• **EXERCISE TASK**
Copy out verbatim the lines of the records below from the one containing "List 33 of the" through the one containing "y-axis-label: 3.0 <box>23 246 40 260</box>", both included.

• **PROVIDED DATA**
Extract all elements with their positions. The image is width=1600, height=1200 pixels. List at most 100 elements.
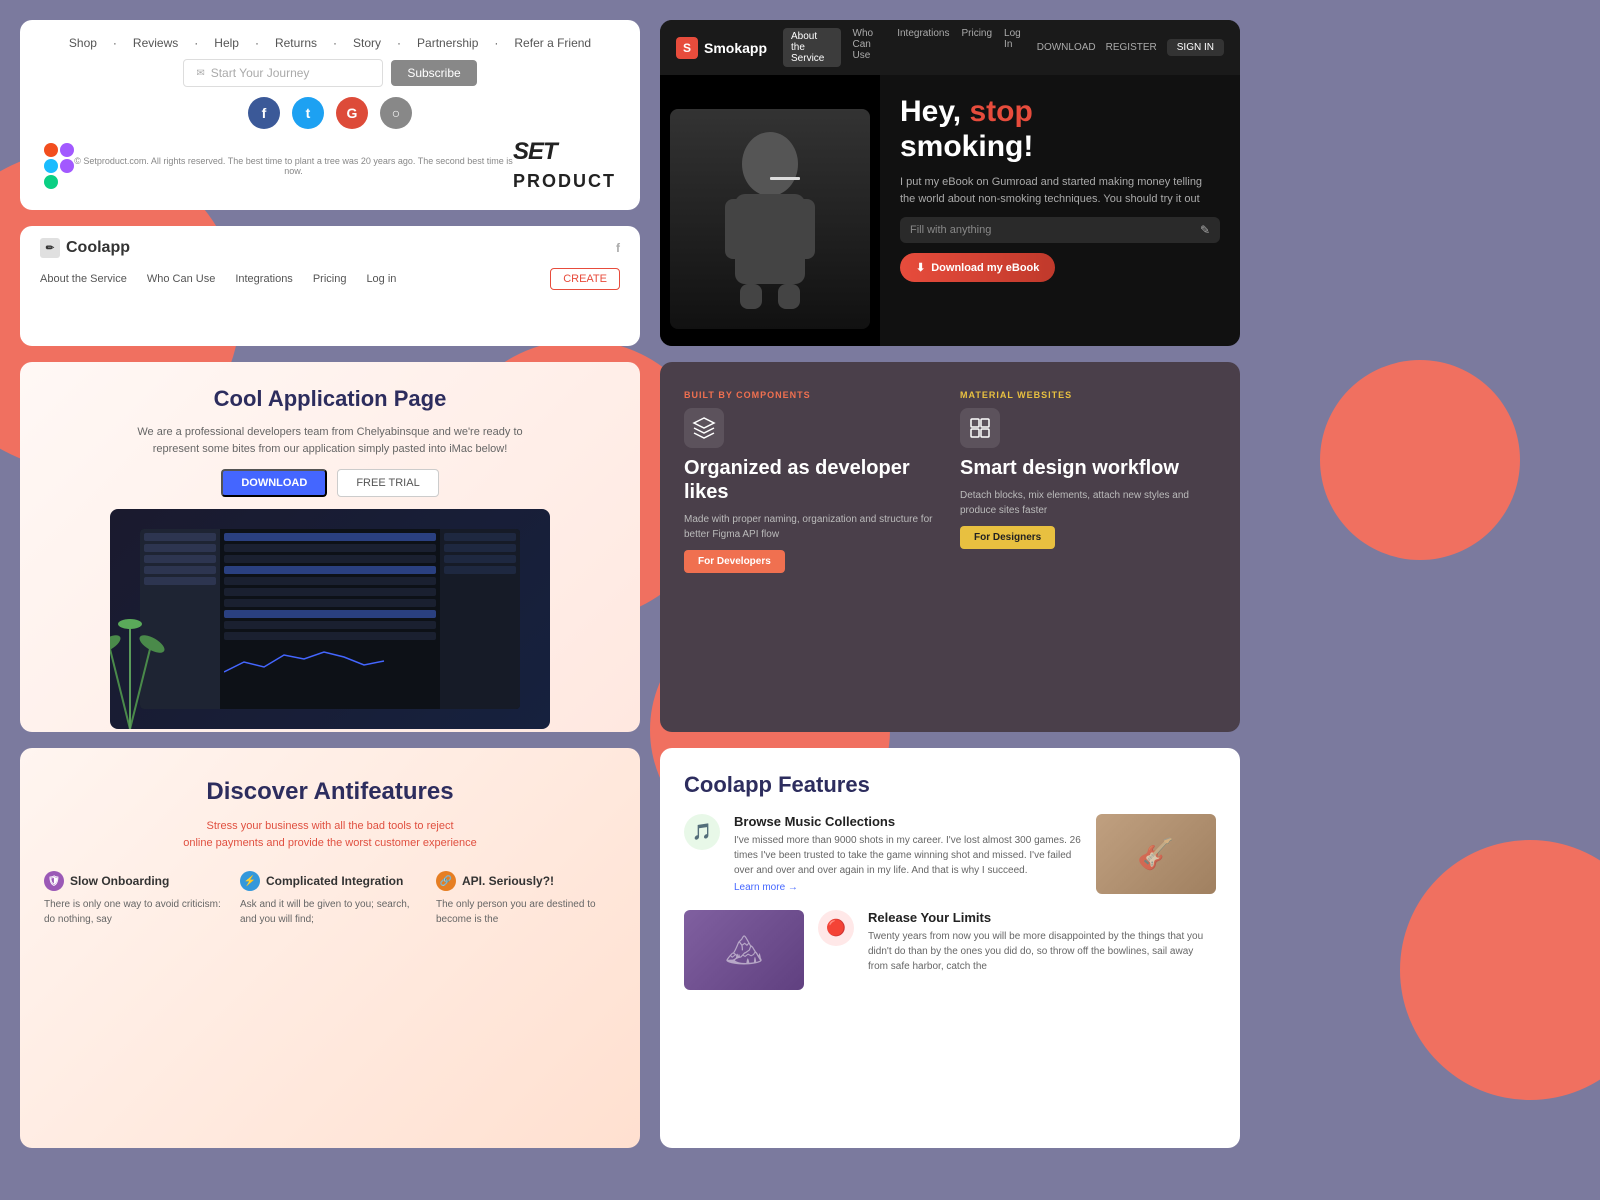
--
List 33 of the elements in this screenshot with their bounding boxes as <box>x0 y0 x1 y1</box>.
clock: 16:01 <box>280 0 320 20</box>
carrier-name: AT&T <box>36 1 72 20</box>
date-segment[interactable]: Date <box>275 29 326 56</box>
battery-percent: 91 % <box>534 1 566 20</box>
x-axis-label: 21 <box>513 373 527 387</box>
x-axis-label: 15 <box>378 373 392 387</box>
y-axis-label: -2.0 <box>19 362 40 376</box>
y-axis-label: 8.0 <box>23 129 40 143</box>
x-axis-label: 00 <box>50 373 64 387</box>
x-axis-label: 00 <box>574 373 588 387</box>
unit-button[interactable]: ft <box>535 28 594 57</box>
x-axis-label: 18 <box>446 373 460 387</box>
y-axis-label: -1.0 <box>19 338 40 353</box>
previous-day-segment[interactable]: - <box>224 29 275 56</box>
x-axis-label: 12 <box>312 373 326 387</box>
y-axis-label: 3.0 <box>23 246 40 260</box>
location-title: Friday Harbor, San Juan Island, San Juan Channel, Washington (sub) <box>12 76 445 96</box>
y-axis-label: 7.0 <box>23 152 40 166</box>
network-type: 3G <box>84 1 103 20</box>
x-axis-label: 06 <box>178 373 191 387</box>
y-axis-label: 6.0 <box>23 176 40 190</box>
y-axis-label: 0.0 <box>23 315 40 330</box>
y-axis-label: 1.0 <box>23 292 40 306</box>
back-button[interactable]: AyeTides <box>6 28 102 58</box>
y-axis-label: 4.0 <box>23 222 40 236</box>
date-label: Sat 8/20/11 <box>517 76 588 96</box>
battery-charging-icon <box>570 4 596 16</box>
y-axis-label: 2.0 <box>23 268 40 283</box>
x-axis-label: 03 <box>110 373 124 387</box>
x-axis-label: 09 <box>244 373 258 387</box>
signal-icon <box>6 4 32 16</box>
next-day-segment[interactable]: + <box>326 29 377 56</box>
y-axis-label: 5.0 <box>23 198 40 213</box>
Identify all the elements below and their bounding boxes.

• **RESULT OF THIS EXERCISE**
List 33 of the elements in this screenshot with their bounding boxes as <box>x0 y0 x1 y1</box>.
clock: 16:01 <box>280 0 320 20</box>
carrier-name: AT&T <box>36 1 72 20</box>
date-segment[interactable]: Date <box>275 29 326 56</box>
battery-percent: 91 % <box>534 1 566 20</box>
x-axis-label: 21 <box>513 373 527 387</box>
x-axis-label: 15 <box>378 373 392 387</box>
y-axis-label: -2.0 <box>19 362 40 376</box>
y-axis-label: 8.0 <box>23 129 40 143</box>
x-axis-label: 00 <box>50 373 64 387</box>
x-axis-label: 00 <box>574 373 588 387</box>
unit-button[interactable]: ft <box>535 28 594 57</box>
x-axis-label: 18 <box>446 373 460 387</box>
y-axis-label: -1.0 <box>19 338 40 353</box>
previous-day-segment[interactable]: - <box>224 29 275 56</box>
x-axis-label: 12 <box>312 373 326 387</box>
y-axis-label: 3.0 <box>23 246 40 260</box>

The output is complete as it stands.